begin

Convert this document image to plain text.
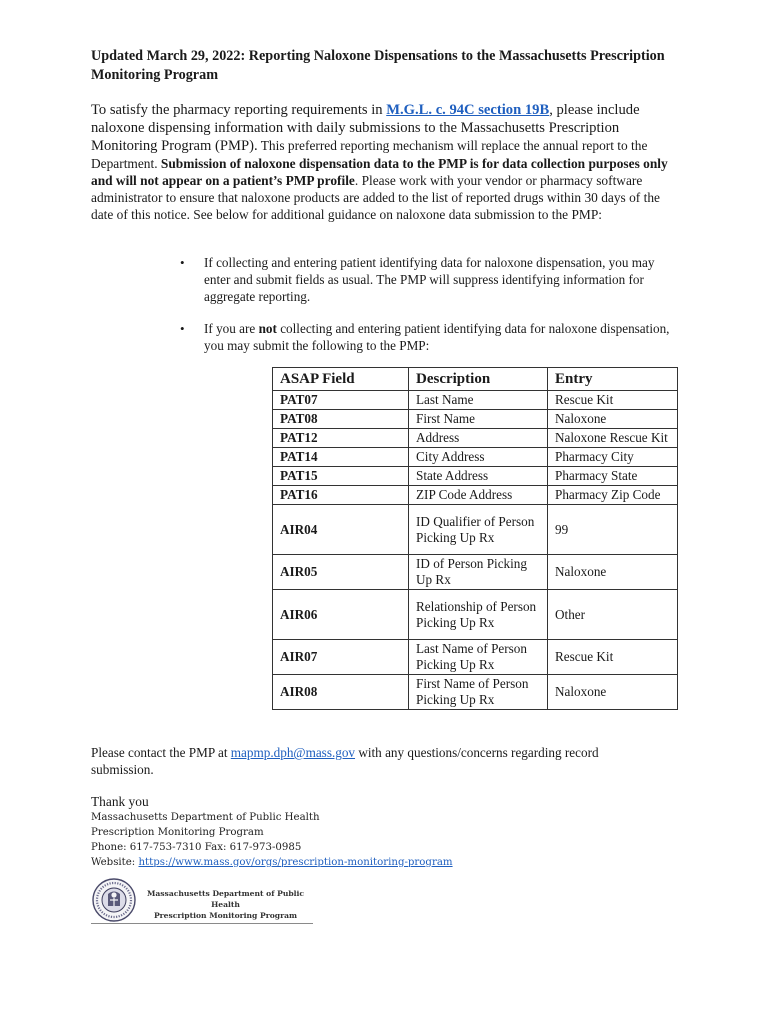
Updated March 29, 2022: Reporting Naloxone Dispensations to the Massachusetts Prescription Monitoring Program
To satisfy the pharmacy reporting requirements in M.G.L. c. 94C section 19B, please include naloxone dispensing information with daily submissions to the Massachusetts Prescription Monitoring Program (PMP). This preferred reporting mechanism will replace the annual report to the Department. Submission of naloxone dispensation data to the PMP is for data collection purposes only and will not appear on a patient’s PMP profile. Please work with your vendor or pharmacy software administrator to ensure that naloxone products are added to the list of reported drugs within 30 days of the date of this notice. See below for additional guidance on naloxone data submission to the PMP:
• If collecting and entering patient identifying data for naloxone dispensation, you may enter and submit fields as usual. The PMP will suppress identifying information for aggregate reporting.
• If you are not collecting and entering patient identifying data for naloxone dispensation, you may submit the following to the PMP:
ASAP Field	Description	Entry
PAT07	Last Name	Rescue Kit
PAT08	First Name	Naloxone
PAT12	Address	Naloxone Rescue Kit
PAT14	City Address	Pharmacy City
PAT15	State Address	Pharmacy State
PAT16	ZIP Code Address	Pharmacy Zip Code
AIR04	ID Qualifier of Person Picking Up Rx	99
AIR05	ID of Person Picking Up Rx	Naloxone
AIR06	Relationship of Person Picking Up Rx	Other
AIR07	Last Name of Person Picking Up Rx	Rescue Kit
AIR08	First Name of Person Picking Up Rx	Naloxone
Please contact the PMP at mapmp.dph@mass.gov with any questions/concerns regarding record submission.
Thank you
Massachusetts Department of Public Health
Prescription Monitoring Program
Phone: 617-753-7310 Fax: 617-973-0985
Website: https://www.mass.gov/orgs/prescription-monitoring-program
Massachusetts Department of Public Health
Prescription Monitoring Program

end

TASK REQUIREMENTS:
Tell how many lines in the records above contain "submit", giving the number and no other words.

THE OUTPUT:
2